Spot each line that carries the word "Maori"; copy those lines.

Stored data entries
┌──

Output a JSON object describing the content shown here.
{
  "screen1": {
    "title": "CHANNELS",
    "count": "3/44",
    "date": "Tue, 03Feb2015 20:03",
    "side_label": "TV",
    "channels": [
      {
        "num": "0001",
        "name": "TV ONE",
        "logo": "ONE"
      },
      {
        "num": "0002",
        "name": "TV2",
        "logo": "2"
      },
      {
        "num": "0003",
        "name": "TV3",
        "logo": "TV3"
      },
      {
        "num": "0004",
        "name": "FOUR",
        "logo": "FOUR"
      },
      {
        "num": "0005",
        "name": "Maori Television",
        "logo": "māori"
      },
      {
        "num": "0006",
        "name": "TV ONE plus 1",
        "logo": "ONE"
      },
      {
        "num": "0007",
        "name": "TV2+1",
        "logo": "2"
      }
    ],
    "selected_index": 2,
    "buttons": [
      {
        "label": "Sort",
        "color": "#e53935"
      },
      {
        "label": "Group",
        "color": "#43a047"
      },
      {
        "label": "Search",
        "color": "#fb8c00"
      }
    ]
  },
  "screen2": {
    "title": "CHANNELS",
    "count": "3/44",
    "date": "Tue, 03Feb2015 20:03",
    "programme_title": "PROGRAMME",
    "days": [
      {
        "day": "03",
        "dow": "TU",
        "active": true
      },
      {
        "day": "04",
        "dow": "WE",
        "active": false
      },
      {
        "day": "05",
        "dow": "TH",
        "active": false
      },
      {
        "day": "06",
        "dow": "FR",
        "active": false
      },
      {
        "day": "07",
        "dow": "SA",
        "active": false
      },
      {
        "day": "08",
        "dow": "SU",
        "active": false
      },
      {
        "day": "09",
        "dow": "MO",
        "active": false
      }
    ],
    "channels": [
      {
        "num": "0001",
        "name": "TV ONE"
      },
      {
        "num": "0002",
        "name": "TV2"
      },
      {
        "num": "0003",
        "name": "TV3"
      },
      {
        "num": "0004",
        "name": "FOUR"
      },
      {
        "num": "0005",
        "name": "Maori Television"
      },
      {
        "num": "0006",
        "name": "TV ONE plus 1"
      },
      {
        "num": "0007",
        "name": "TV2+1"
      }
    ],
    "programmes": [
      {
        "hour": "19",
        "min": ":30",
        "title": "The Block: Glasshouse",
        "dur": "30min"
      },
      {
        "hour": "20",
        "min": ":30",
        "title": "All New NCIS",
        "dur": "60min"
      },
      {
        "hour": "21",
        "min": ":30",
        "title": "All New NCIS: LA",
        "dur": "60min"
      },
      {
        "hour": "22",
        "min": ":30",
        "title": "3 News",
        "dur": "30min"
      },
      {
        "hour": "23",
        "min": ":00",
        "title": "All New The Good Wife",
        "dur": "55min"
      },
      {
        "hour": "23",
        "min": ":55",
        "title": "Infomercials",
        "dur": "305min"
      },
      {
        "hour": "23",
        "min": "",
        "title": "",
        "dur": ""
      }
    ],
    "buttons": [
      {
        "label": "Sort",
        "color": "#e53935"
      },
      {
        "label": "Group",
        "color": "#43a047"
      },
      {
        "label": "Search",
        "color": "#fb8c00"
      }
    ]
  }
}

└──

- **Response to this task**:
        "name": "Maori Television",
        "name": "Maori Television"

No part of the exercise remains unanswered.